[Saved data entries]
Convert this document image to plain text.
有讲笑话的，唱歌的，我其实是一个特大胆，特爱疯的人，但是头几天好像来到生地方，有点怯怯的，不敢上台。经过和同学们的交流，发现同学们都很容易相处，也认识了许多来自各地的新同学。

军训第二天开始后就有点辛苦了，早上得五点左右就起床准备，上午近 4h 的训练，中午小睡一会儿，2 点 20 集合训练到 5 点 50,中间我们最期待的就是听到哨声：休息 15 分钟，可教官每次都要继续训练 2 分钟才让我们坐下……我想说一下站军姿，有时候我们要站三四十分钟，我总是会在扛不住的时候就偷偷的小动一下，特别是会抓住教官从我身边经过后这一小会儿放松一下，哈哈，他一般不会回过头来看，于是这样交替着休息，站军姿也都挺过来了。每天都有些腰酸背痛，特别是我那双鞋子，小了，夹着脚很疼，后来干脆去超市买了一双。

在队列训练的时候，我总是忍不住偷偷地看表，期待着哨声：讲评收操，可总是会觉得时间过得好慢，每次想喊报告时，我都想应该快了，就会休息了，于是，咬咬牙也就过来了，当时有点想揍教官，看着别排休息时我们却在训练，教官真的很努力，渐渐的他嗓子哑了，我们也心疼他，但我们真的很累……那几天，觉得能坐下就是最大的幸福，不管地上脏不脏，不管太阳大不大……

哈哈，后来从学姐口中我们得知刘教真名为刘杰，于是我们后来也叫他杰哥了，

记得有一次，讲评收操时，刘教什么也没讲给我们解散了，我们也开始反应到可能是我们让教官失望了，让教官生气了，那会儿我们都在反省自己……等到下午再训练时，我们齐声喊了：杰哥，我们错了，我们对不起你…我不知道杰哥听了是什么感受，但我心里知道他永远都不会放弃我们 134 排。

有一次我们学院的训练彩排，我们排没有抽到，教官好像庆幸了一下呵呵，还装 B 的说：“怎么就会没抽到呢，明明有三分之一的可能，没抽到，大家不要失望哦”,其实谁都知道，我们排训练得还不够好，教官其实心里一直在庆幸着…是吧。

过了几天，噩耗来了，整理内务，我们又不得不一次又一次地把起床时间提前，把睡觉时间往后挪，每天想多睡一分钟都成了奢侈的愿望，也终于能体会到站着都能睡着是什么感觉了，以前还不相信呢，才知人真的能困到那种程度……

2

● **EXERCISE**
Emit the full listing verbatim.

● **RESULT OF THIS EXERCISE**
Convert this document image to plain text.
有讲笑话的，唱歌的，我其实是一个特大胆，特爱疯的人，但是头几天好像来到生地方，有点怯怯的，不敢上台。经过和同学们的交流，发现同学们都很容易相处，也认识了许多来自各地的新同学。

军训第二天开始后就有点辛苦了，早上得五点左右就起床准备，上午近 4h 的训练，中午小睡一会儿，2 点 20 集合训练到 5 点 50,中间我们最期待的就是听到哨声：休息 15 分钟，可教官每次都要继续训练 2 分钟才让我们坐下……我想说一下站军姿，有时候我们要站三四十分钟，我总是会在扛不住的时候就偷偷的小动一下，特别是会抓住教官从我身边经过后这一小会儿放松一下，哈哈，他一般不会回过头来看，于是这样交替着休息，站军姿也都挺过来了。每天都有些腰酸背痛，特别是我那双鞋子，小了，夹着脚很疼，后来干脆去超市买了一双。

在队列训练的时候，我总是忍不住偷偷地看表，期待着哨声：讲评收操，可总是会觉得时间过得好慢，每次想喊报告时，我都想应该快了，就会休息了，于是，咬咬牙也就过来了，当时有点想揍教官，看着别排休息时我们却在训练，教官真的很努力，渐渐的他嗓子哑了，我们也心疼他，但我们真的很累……那几天，觉得能坐下就是最大的幸福，不管地上脏不脏，不管太阳大不大……

哈哈，后来从学姐口中我们得知刘教真名为刘杰，于是我们后来也叫他杰哥了，

记得有一次，讲评收操时，刘教什么也没讲给我们解散了，我们也开始反应到可能是我们让教官失望了，让教官生气了，那会儿我们都在反省自己……等到下午再训练时，我们齐声喊了：杰哥，我们错了，我们对不起你…我不知道杰哥听了是什么感受，但我心里知道他永远都不会放弃我们 134 排。

有一次我们学院的训练彩排，我们排没有抽到，教官好像庆幸了一下呵呵，还装 B 的说：“怎么就会没抽到呢，明明有三分之一的可能，没抽到，大家不要失望哦”,其实谁都知道，我们排训练得还不够好，教官其实心里一直在庆幸着…是吧。

过了几天，噩耗来了，整理内务，我们又不得不一次又一次地把起床时间提前，把睡觉时间往后挪，每天想多睡一分钟都成了奢侈的愿望，也终于能体会到站着都能睡着是什么感觉了，以前还不相信呢，才知人真的能困到那种程度……

2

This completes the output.